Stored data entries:
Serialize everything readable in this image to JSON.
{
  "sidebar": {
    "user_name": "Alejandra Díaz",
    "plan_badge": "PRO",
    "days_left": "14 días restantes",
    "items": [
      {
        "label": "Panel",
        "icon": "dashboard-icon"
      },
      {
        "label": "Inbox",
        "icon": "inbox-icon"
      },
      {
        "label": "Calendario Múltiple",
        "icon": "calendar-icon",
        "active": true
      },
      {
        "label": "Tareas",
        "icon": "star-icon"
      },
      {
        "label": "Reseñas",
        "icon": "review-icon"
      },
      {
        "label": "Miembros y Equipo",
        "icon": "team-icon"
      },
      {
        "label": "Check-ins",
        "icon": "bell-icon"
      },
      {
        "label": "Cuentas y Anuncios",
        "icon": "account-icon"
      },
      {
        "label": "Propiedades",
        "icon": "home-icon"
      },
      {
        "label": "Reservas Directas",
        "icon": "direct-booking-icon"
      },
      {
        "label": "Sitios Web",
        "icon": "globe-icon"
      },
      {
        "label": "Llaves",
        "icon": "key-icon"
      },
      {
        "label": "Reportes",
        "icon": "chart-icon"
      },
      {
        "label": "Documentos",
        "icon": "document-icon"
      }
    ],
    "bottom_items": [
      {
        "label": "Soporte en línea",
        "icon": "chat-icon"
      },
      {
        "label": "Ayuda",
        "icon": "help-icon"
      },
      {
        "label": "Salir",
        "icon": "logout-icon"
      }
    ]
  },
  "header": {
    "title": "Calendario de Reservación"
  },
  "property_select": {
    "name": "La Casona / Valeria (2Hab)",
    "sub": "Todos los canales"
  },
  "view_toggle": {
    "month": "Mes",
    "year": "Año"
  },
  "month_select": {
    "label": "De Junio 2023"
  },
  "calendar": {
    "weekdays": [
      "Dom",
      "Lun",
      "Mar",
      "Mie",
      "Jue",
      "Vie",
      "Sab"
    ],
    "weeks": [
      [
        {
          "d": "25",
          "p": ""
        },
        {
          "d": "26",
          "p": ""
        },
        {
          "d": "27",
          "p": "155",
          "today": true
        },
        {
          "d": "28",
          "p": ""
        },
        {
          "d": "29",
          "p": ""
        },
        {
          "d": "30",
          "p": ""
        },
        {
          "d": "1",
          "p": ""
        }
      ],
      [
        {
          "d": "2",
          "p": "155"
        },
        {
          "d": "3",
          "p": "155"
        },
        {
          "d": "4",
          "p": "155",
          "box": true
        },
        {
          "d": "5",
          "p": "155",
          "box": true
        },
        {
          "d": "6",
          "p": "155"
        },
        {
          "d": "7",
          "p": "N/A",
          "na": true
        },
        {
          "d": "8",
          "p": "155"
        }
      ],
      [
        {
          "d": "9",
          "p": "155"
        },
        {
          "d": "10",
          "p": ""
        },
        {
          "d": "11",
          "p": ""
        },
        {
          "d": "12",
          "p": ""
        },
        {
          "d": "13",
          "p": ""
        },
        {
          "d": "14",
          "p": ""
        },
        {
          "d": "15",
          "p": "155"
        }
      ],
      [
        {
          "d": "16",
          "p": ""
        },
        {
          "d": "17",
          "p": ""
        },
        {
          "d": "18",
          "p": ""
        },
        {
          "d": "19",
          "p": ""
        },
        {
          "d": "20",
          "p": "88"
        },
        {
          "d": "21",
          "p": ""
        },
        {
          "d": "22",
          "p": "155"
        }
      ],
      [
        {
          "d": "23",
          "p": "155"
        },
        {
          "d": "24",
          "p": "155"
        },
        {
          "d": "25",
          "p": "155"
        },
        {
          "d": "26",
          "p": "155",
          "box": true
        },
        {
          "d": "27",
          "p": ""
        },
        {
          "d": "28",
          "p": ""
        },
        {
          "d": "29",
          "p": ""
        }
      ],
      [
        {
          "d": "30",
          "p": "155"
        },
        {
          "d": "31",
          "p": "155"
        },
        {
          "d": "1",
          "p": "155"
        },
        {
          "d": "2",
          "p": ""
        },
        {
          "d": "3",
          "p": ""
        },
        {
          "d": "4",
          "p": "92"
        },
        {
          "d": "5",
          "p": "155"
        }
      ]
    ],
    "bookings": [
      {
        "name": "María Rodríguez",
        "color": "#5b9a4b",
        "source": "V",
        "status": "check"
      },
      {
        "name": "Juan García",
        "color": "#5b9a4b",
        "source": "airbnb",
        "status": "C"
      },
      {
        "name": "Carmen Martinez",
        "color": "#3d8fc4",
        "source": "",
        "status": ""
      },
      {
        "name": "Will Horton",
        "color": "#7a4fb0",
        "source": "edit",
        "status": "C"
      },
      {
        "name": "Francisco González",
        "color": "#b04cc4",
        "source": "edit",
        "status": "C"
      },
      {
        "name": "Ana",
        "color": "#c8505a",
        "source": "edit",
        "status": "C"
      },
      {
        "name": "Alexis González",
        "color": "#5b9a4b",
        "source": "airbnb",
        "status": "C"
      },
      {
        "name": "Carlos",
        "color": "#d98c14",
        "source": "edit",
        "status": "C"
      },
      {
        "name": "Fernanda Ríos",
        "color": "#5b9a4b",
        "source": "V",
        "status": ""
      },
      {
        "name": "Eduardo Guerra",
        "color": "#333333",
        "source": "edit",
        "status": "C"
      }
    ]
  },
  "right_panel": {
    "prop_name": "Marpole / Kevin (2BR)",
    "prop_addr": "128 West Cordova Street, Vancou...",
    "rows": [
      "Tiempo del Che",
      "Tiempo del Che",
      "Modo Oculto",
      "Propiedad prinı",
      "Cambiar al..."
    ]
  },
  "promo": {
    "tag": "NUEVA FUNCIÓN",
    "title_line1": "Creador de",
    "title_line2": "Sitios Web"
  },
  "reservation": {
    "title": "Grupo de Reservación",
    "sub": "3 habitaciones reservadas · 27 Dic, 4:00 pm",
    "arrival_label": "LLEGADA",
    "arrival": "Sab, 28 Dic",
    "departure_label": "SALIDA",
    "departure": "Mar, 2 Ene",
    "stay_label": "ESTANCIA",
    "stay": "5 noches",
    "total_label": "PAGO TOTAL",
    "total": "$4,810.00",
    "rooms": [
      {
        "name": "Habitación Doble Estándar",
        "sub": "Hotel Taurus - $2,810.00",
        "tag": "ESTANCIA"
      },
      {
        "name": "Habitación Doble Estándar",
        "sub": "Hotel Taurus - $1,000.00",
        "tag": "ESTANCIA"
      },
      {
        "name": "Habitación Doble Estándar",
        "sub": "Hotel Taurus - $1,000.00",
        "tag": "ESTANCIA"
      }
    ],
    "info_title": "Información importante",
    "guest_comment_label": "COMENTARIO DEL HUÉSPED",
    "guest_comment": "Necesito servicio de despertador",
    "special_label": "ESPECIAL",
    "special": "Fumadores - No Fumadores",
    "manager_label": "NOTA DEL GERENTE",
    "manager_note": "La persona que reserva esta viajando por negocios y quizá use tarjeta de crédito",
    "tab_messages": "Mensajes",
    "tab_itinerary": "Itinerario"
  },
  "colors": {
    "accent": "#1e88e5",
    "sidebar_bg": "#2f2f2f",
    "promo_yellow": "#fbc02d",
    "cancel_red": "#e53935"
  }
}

[OBJECTIVE] Across the preceding material, how many lines contain the word "Calendario"? State the number alone.

[WORKED SOLUTION] 2